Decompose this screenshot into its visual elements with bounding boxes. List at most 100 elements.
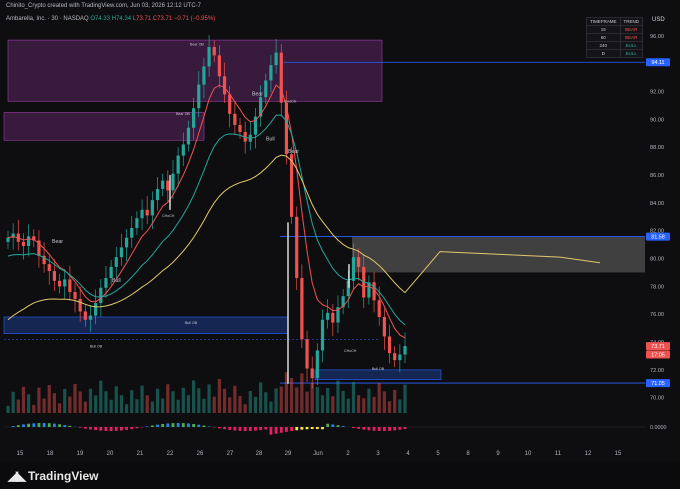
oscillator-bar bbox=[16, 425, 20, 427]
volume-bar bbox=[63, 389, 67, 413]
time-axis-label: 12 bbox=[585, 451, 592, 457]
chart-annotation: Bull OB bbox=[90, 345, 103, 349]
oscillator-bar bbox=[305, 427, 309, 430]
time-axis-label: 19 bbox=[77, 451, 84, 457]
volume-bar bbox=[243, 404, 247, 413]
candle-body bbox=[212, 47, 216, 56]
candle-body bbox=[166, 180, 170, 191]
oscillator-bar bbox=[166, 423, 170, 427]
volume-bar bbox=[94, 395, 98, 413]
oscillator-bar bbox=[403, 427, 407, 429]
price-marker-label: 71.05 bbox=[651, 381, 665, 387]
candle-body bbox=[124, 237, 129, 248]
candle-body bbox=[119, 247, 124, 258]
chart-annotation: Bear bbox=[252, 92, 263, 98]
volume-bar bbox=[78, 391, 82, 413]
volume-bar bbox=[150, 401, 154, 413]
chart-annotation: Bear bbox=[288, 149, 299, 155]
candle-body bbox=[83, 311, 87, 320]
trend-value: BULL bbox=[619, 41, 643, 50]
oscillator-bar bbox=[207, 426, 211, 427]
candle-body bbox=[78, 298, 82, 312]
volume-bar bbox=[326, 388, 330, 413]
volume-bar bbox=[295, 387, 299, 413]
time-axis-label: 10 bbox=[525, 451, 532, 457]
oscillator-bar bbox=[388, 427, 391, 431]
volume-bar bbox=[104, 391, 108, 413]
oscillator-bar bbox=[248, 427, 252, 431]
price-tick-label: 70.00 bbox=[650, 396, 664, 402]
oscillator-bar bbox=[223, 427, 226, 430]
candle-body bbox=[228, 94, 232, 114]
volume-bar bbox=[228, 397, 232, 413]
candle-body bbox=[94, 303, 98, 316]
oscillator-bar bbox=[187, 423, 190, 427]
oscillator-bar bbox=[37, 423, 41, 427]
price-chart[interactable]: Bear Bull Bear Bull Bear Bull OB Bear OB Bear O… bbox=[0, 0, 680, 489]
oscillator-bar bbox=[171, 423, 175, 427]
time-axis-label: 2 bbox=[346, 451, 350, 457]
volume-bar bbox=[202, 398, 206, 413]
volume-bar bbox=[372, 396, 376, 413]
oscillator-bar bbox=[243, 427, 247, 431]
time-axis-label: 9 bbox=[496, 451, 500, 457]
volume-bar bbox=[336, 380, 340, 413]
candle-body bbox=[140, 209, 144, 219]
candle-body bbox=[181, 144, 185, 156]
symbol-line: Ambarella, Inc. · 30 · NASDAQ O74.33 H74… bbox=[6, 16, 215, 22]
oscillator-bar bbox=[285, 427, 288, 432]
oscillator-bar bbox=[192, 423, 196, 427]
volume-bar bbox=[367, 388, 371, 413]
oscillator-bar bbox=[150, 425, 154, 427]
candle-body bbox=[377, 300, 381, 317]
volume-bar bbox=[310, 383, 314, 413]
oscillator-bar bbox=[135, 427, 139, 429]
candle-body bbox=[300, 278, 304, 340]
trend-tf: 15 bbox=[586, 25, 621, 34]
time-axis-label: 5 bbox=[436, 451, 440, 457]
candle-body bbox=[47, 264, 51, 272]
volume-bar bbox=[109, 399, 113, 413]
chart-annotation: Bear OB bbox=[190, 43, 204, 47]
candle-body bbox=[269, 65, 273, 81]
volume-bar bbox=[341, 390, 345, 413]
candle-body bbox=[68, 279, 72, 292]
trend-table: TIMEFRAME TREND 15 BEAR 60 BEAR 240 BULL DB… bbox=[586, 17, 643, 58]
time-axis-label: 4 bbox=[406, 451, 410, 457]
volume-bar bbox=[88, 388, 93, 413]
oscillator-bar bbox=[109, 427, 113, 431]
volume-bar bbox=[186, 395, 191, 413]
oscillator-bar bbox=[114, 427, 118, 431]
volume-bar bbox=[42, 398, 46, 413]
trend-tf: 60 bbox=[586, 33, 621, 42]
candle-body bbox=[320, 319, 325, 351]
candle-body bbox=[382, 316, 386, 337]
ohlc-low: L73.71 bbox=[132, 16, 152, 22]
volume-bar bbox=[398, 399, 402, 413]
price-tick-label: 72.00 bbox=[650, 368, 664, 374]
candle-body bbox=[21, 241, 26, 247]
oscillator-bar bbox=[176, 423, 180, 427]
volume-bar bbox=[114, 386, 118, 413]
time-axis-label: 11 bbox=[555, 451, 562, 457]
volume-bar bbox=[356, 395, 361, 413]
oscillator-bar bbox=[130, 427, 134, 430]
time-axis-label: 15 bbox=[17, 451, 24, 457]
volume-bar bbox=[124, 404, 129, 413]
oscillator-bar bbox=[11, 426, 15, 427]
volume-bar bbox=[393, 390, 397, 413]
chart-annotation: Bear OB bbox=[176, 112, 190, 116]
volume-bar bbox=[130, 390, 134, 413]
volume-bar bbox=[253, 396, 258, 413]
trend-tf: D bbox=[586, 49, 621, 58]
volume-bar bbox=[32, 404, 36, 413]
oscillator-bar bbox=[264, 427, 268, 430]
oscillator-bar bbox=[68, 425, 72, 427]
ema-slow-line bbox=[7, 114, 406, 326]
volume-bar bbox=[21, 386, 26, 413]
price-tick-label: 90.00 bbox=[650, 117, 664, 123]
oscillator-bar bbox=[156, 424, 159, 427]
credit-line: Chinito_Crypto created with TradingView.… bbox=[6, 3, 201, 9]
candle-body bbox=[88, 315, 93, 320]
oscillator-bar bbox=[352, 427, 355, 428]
______________________________
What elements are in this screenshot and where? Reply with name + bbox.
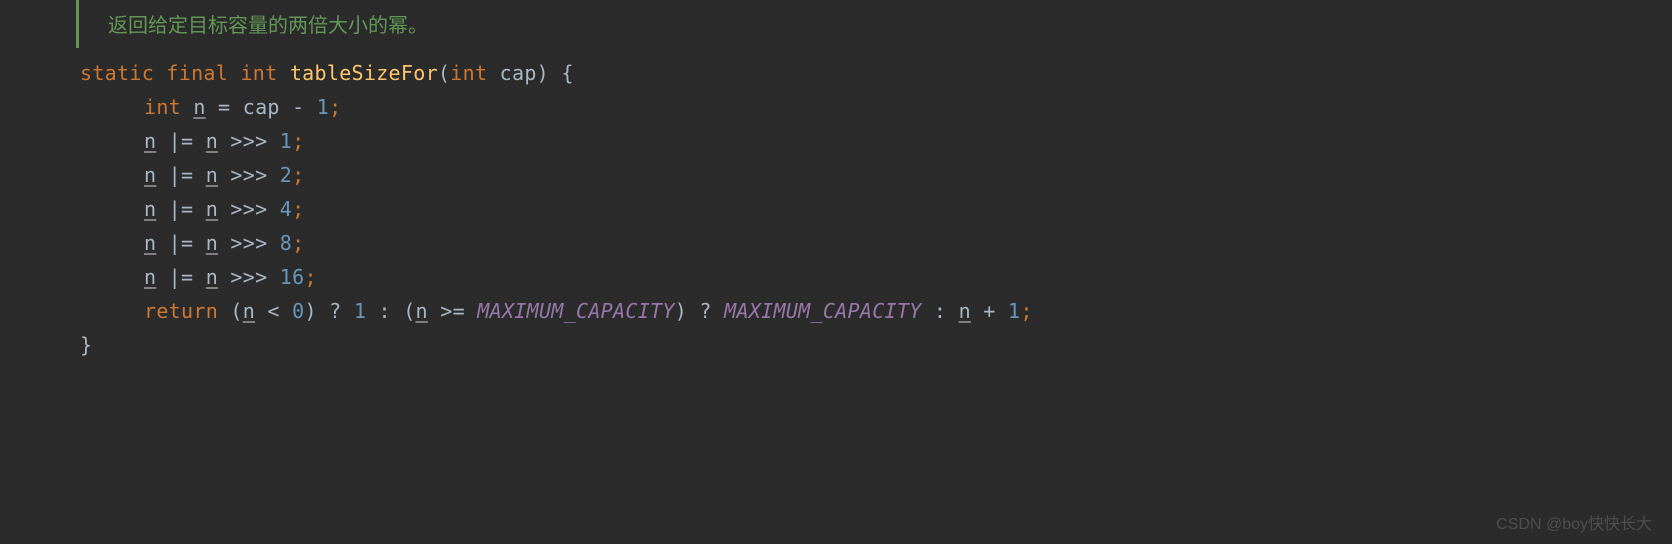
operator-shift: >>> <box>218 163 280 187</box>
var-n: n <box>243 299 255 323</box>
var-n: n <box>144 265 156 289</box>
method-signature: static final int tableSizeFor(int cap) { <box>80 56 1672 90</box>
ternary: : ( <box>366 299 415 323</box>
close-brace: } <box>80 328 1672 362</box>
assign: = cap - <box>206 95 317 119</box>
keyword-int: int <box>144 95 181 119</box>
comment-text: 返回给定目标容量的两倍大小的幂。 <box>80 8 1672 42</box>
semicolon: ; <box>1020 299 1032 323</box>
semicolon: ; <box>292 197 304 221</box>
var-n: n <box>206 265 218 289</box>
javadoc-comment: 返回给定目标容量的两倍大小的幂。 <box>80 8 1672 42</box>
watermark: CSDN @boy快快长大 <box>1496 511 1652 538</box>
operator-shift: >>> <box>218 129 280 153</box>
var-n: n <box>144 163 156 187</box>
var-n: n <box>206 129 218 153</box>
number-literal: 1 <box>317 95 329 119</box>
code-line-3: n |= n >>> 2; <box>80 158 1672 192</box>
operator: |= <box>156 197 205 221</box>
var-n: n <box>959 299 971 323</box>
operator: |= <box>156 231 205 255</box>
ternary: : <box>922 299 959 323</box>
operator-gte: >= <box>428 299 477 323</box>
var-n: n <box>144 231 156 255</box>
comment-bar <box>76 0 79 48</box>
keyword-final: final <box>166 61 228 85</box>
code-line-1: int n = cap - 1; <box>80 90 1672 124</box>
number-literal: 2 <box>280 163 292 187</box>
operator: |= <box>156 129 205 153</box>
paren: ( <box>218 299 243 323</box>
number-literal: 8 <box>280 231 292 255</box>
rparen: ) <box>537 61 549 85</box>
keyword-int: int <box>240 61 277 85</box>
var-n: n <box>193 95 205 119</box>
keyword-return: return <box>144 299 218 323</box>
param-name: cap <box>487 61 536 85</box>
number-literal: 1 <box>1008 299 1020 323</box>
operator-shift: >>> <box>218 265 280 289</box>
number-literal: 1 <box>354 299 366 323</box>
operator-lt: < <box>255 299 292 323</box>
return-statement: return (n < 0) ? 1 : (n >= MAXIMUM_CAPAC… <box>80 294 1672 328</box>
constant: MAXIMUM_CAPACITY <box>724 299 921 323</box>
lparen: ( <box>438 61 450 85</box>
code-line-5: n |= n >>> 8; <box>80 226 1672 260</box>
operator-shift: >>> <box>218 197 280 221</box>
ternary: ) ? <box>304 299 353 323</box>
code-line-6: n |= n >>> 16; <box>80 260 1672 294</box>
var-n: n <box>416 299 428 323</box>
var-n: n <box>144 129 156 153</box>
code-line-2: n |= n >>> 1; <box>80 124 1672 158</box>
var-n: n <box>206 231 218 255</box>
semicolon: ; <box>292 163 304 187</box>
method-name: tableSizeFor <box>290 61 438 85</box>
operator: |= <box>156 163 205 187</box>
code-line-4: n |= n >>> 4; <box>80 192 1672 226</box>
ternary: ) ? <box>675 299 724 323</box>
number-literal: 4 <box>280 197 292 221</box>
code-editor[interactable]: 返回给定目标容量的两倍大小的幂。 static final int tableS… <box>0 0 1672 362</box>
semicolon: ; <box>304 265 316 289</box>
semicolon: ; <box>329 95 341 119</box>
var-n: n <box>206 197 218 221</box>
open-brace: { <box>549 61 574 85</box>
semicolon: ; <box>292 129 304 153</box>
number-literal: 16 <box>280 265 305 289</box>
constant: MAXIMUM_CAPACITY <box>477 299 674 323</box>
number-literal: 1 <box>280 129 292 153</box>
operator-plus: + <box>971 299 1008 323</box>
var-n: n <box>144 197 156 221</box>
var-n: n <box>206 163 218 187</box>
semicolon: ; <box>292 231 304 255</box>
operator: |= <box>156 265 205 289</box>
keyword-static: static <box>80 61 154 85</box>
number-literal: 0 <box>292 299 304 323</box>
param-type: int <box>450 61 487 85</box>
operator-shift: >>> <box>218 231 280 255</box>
______________________________
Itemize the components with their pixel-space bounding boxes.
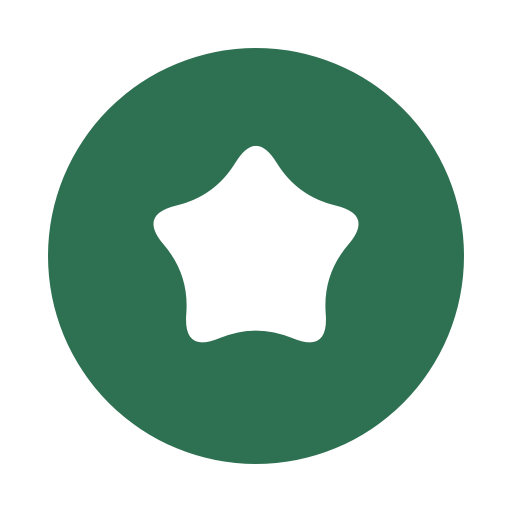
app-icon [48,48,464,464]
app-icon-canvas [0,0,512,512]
______________________________
Written task:
Filter the data above, copying each line that contains the string "annotation". Match case exactly.

Written answer:
chart-annotation: Bull OB bbox=[90, 345, 103, 349]
chart-annotation: Bear bbox=[252, 92, 263, 98]
chart-annotation: Bear bbox=[288, 149, 299, 155]
chart-annotation: Bear OB bbox=[190, 43, 204, 47]
chart-annotation: Bear OB bbox=[176, 112, 190, 116]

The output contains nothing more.